>> Start
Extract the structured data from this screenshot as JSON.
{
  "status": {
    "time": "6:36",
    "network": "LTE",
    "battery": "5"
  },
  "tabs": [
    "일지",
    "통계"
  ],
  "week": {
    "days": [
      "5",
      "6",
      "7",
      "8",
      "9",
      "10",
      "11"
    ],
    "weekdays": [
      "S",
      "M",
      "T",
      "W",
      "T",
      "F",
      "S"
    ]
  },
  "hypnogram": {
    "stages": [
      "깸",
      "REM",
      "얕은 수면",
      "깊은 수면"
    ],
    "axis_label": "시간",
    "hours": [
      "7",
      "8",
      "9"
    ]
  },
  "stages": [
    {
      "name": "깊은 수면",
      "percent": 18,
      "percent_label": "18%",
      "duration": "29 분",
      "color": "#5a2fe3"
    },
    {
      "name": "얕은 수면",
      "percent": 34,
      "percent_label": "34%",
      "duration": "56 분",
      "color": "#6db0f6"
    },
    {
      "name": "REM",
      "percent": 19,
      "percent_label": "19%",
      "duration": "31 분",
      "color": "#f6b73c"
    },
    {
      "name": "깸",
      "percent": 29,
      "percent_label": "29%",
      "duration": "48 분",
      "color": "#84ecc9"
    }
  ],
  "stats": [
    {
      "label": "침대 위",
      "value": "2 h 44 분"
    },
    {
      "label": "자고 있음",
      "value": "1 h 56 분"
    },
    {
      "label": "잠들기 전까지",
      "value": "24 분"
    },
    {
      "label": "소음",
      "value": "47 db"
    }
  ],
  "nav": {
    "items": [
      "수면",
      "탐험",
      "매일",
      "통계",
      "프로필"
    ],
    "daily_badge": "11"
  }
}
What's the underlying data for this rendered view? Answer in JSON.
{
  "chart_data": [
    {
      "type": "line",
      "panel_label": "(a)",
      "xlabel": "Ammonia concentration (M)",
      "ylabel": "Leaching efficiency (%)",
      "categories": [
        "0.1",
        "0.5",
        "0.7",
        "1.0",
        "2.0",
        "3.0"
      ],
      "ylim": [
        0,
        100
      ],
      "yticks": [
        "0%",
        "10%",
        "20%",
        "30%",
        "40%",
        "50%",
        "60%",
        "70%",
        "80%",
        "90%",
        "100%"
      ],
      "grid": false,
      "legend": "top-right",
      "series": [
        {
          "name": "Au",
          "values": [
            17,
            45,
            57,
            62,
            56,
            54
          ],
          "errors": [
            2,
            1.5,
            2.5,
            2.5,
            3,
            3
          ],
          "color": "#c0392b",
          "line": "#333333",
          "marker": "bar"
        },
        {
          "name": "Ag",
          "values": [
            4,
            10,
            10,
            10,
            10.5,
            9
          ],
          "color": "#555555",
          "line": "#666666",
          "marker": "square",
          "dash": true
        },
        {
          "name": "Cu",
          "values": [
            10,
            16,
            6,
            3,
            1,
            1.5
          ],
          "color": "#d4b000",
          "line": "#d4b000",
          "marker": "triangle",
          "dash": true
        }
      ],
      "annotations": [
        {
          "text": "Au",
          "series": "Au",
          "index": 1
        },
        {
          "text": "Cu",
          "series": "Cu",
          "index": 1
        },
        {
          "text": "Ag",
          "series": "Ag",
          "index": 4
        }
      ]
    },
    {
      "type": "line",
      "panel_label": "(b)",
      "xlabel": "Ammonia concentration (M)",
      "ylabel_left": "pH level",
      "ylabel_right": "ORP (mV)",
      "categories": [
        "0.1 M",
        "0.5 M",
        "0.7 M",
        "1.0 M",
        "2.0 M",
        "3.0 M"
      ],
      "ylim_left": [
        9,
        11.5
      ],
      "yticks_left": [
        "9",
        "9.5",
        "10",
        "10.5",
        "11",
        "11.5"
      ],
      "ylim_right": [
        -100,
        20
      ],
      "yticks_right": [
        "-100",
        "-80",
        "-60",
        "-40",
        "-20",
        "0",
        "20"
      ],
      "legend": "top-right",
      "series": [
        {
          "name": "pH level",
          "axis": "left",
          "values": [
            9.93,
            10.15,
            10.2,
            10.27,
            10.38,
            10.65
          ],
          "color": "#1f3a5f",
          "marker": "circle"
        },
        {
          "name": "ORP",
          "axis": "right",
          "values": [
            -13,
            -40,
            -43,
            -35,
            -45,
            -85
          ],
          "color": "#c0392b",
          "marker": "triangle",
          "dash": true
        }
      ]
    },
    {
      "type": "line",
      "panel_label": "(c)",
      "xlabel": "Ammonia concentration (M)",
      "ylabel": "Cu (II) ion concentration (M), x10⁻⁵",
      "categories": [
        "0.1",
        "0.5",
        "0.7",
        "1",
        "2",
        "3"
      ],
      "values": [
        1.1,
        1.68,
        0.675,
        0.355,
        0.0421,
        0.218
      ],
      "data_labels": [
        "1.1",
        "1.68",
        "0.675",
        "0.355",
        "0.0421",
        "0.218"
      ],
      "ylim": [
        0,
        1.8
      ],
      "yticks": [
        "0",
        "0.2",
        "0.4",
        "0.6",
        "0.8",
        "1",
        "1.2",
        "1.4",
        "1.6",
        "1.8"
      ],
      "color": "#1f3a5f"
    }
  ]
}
>> End
— Directive —
Extract every line containing the string "this" from the data above.

— Written solution —
Extract the structured data from this screenshot as JSON.
What's the underlying data for this rendered view? Answer in JSON.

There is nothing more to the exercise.